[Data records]
## START

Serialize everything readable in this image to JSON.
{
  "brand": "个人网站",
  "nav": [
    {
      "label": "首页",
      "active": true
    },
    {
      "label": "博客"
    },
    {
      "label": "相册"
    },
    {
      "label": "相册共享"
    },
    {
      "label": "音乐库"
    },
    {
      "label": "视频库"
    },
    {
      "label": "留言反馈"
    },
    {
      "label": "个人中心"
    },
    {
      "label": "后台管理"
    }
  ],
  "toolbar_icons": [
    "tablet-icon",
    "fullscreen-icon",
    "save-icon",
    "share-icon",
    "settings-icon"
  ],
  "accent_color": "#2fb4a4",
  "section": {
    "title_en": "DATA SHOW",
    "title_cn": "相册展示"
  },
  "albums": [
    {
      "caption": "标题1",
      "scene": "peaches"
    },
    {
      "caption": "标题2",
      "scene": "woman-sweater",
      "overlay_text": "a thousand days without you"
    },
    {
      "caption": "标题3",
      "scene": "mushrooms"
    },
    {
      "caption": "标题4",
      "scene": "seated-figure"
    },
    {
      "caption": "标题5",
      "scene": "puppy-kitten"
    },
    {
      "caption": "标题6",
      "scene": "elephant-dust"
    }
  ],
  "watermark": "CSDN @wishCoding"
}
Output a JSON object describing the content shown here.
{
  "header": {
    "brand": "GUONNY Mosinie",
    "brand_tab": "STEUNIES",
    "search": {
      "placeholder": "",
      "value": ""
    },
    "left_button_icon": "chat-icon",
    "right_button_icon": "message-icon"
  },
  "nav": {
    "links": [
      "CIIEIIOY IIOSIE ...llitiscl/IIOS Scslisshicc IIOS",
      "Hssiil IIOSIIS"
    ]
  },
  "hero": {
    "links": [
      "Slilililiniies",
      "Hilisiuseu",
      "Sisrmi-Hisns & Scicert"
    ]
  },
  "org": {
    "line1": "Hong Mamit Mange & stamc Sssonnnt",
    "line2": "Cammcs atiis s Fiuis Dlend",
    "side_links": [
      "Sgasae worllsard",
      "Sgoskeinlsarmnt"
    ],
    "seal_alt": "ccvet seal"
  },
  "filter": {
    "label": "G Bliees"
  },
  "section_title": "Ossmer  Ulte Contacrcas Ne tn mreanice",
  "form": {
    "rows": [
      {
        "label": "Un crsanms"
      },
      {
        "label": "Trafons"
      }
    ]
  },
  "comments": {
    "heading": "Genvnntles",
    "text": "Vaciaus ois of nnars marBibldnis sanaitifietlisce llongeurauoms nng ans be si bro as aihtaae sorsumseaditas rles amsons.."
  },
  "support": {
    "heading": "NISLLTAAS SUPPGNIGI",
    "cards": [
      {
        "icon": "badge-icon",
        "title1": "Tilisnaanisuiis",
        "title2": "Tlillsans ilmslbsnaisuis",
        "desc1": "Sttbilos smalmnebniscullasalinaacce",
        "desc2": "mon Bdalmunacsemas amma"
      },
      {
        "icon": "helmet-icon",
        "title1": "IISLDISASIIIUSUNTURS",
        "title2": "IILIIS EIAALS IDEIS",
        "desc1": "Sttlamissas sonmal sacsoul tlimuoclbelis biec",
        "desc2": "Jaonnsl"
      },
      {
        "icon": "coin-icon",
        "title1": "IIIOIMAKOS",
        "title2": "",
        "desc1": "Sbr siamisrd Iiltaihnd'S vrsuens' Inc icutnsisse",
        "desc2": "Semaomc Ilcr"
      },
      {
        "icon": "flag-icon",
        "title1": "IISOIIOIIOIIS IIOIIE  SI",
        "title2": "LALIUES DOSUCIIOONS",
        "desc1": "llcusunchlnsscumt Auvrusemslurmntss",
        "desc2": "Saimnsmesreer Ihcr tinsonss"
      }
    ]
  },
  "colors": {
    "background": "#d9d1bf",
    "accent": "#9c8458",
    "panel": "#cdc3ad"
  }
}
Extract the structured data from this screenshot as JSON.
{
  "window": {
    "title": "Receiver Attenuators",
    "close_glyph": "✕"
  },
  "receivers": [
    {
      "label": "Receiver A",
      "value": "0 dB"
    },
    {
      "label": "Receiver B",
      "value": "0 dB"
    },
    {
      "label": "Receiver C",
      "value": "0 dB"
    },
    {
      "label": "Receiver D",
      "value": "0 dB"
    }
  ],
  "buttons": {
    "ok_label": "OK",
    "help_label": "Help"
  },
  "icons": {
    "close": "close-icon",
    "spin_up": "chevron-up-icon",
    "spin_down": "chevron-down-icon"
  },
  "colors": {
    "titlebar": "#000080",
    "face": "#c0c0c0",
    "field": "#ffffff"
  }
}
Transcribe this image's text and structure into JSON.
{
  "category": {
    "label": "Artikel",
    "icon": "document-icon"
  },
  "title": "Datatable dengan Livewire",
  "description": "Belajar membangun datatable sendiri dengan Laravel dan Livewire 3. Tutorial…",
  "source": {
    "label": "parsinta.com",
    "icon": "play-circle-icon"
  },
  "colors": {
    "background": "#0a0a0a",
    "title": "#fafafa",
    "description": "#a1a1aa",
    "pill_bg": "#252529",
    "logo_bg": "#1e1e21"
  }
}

## END

> **WHAT IS REQUIRED**:
Locate each line with the word "image" and copy it.

> **EXERCISE RESPONSE**:
Serialize everything readable in this image to JSON.
Transcribe this image's text and structure into JSON.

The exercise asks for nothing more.